— BEGIN —

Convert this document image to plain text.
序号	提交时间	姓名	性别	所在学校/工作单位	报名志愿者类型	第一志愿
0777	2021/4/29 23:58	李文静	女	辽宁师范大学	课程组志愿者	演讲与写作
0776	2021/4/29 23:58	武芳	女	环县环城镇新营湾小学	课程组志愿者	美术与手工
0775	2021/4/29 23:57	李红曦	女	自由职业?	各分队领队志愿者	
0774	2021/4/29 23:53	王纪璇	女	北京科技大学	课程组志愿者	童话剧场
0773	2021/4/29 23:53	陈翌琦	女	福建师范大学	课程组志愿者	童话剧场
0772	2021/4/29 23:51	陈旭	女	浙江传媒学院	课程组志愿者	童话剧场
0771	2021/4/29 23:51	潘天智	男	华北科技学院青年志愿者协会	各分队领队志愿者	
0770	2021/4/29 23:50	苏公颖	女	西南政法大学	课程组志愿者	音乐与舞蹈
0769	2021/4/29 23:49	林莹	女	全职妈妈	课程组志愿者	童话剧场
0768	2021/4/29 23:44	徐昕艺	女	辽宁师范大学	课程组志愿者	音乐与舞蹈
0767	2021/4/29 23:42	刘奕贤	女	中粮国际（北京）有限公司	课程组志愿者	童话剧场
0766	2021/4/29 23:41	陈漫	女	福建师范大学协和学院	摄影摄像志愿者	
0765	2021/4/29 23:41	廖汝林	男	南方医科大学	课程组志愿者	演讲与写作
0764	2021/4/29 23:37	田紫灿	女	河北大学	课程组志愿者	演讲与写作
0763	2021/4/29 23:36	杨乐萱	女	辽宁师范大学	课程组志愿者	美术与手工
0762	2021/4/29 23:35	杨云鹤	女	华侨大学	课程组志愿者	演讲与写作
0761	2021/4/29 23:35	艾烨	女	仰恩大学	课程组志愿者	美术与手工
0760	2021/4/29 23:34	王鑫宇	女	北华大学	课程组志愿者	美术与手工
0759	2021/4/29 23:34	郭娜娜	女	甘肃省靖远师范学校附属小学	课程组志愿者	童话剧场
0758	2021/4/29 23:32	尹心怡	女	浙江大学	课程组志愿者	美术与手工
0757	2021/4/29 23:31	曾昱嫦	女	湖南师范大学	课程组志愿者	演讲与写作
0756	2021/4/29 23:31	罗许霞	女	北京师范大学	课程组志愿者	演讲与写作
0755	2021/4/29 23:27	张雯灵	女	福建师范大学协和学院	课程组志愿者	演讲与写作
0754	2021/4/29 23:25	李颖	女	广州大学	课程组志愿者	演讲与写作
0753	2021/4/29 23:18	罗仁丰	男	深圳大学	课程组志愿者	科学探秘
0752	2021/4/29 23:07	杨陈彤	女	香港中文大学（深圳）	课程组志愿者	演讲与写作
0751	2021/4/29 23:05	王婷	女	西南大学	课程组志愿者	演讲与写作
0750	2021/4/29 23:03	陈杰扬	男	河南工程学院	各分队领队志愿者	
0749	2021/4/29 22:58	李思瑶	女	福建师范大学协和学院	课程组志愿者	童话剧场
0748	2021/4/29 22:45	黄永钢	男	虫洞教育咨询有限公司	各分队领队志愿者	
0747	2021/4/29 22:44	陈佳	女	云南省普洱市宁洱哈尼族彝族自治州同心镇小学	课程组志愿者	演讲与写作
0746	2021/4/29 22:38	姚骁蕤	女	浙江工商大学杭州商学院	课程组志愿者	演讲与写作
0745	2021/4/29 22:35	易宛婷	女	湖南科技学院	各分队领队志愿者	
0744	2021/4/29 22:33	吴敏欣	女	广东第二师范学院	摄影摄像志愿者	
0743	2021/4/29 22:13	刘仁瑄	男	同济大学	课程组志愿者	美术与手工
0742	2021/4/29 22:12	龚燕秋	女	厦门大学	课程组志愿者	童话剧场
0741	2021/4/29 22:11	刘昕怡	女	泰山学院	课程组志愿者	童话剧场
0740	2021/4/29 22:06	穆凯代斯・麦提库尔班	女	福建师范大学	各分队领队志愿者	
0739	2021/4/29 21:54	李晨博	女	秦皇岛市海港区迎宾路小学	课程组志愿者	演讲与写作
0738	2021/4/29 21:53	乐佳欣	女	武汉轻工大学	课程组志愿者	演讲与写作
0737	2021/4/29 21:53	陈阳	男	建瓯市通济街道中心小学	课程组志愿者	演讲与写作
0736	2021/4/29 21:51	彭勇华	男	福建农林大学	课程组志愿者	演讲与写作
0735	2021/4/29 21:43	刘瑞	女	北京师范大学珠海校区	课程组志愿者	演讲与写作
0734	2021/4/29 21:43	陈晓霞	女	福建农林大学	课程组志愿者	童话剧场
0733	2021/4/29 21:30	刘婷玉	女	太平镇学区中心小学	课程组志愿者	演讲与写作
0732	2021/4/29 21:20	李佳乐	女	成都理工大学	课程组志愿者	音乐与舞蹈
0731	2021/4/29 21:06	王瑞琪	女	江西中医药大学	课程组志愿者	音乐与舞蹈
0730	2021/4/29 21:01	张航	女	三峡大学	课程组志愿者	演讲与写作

— END —

Each line above is to be repeated exactly.

§ Result of this exercise
Convert this document image to plain text.
序号	提交时间	姓名	性别	所在学校/工作单位	报名志愿者类型	第一志愿
0777	2021/4/29 23:58	李文静	女	辽宁师范大学	课程组志愿者	演讲与写作
0776	2021/4/29 23:58	武芳	女	环县环城镇新营湾小学	课程组志愿者	美术与手工
0775	2021/4/29 23:57	李红曦	女	自由职业?	各分队领队志愿者	
0774	2021/4/29 23:53	王纪璇	女	北京科技大学	课程组志愿者	童话剧场
0773	2021/4/29 23:53	陈翌琦	女	福建师范大学	课程组志愿者	童话剧场
0772	2021/4/29 23:51	陈旭	女	浙江传媒学院	课程组志愿者	童话剧场
0771	2021/4/29 23:51	潘天智	男	华北科技学院青年志愿者协会	各分队领队志愿者	
0770	2021/4/29 23:50	苏公颖	女	西南政法大学	课程组志愿者	音乐与舞蹈
0769	2021/4/29 23:49	林莹	女	全职妈妈	课程组志愿者	童话剧场
0768	2021/4/29 23:44	徐昕艺	女	辽宁师范大学	课程组志愿者	音乐与舞蹈
0767	2021/4/29 23:42	刘奕贤	女	中粮国际（北京）有限公司	课程组志愿者	童话剧场
0766	2021/4/29 23:41	陈漫	女	福建师范大学协和学院	摄影摄像志愿者	
0765	2021/4/29 23:41	廖汝林	男	南方医科大学	课程组志愿者	演讲与写作
0764	2021/4/29 23:37	田紫灿	女	河北大学	课程组志愿者	演讲与写作
0763	2021/4/29 23:36	杨乐萱	女	辽宁师范大学	课程组志愿者	美术与手工
0762	2021/4/29 23:35	杨云鹤	女	华侨大学	课程组志愿者	演讲与写作
0761	2021/4/29 23:35	艾烨	女	仰恩大学	课程组志愿者	美术与手工
0760	2021/4/29 23:34	王鑫宇	女	北华大学	课程组志愿者	美术与手工
0759	2021/4/29 23:34	郭娜娜	女	甘肃省靖远师范学校附属小学	课程组志愿者	童话剧场
0758	2021/4/29 23:32	尹心怡	女	浙江大学	课程组志愿者	美术与手工
0757	2021/4/29 23:31	曾昱嫦	女	湖南师范大学	课程组志愿者	演讲与写作
0756	2021/4/29 23:31	罗许霞	女	北京师范大学	课程组志愿者	演讲与写作
0755	2021/4/29 23:27	张雯灵	女	福建师范大学协和学院	课程组志愿者	演讲与写作
0754	2021/4/29 23:25	李颖	女	广州大学	课程组志愿者	演讲与写作
0753	2021/4/29 23:18	罗仁丰	男	深圳大学	课程组志愿者	科学探秘
0752	2021/4/29 23:07	杨陈彤	女	香港中文大学（深圳）	课程组志愿者	演讲与写作
0751	2021/4/29 23:05	王婷	女	西南大学	课程组志愿者	演讲与写作
0750	2021/4/29 23:03	陈杰扬	男	河南工程学院	各分队领队志愿者	
0749	2021/4/29 22:58	李思瑶	女	福建师范大学协和学院	课程组志愿者	童话剧场
0748	2021/4/29 22:45	黄永钢	男	虫洞教育咨询有限公司	各分队领队志愿者	
0747	2021/4/29 22:44	陈佳	女	云南省普洱市宁洱哈尼族彝族自治州同心镇小学	课程组志愿者	演讲与写作
0746	2021/4/29 22:38	姚骁蕤	女	浙江工商大学杭州商学院	课程组志愿者	演讲与写作
0745	2021/4/29 22:35	易宛婷	女	湖南科技学院	各分队领队志愿者	
0744	2021/4/29 22:33	吴敏欣	女	广东第二师范学院	摄影摄像志愿者	
0743	2021/4/29 22:13	刘仁瑄	男	同济大学	课程组志愿者	美术与手工
0742	2021/4/29 22:12	龚燕秋	女	厦门大学	课程组志愿者	童话剧场
0741	2021/4/29 22:11	刘昕怡	女	泰山学院	课程组志愿者	童话剧场
0740	2021/4/29 22:06	穆凯代斯・麦提库尔班	女	福建师范大学	各分队领队志愿者	
0739	2021/4/29 21:54	李晨博	女	秦皇岛市海港区迎宾路小学	课程组志愿者	演讲与写作
0738	2021/4/29 21:53	乐佳欣	女	武汉轻工大学	课程组志愿者	演讲与写作
0737	2021/4/29 21:53	陈阳	男	建瓯市通济街道中心小学	课程组志愿者	演讲与写作
0736	2021/4/29 21:51	彭勇华	男	福建农林大学	课程组志愿者	演讲与写作
0735	2021/4/29 21:43	刘瑞	女	北京师范大学珠海校区	课程组志愿者	演讲与写作
0734	2021/4/29 21:43	陈晓霞	女	福建农林大学	课程组志愿者	童话剧场
0733	2021/4/29 21:30	刘婷玉	女	太平镇学区中心小学	课程组志愿者	演讲与写作
0732	2021/4/29 21:20	李佳乐	女	成都理工大学	课程组志愿者	音乐与舞蹈
0731	2021/4/29 21:06	王瑞琪	女	江西中医药大学	课程组志愿者	音乐与舞蹈
0730	2021/4/29 21:01	张航	女	三峡大学	课程组志愿者	演讲与写作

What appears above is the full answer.